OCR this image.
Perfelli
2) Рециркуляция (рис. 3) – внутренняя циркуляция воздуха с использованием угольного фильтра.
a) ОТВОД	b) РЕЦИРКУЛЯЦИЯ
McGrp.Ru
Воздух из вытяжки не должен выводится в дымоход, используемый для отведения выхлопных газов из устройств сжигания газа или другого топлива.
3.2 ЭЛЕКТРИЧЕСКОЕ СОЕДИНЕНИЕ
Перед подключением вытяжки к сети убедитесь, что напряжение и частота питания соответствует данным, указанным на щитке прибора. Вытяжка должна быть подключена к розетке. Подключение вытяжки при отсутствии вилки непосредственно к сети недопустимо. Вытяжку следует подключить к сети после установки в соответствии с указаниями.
::::::::
*What to work on*. Reproduce all the records precisely.

*Written reply*.
OCR this image.
Perfelli
2) Рециркуляция (рис. 3) – внутренняя циркуляция воздуха с использованием угольного фильтра.
a) ОТВОД	b) РЕЦИРКУЛЯЦИЯ
McGrp.Ru
Воздух из вытяжки не должен выводится в дымоход, используемый для отведения выхлопных газов из устройств сжигания газа или другого топлива.
3.2 ЭЛЕКТРИЧЕСКОЕ СОЕДИНЕНИЕ
Перед подключением вытяжки к сети убедитесь, что напряжение и частота питания соответствует данным, указанным на щитке прибора. Вытяжка должна быть подключена к розетке. Подключение вытяжки при отсутствии вилки непосредственно к сети недопустимо. Вытяжку следует подключить к сети после установки в соответствии с указаниями.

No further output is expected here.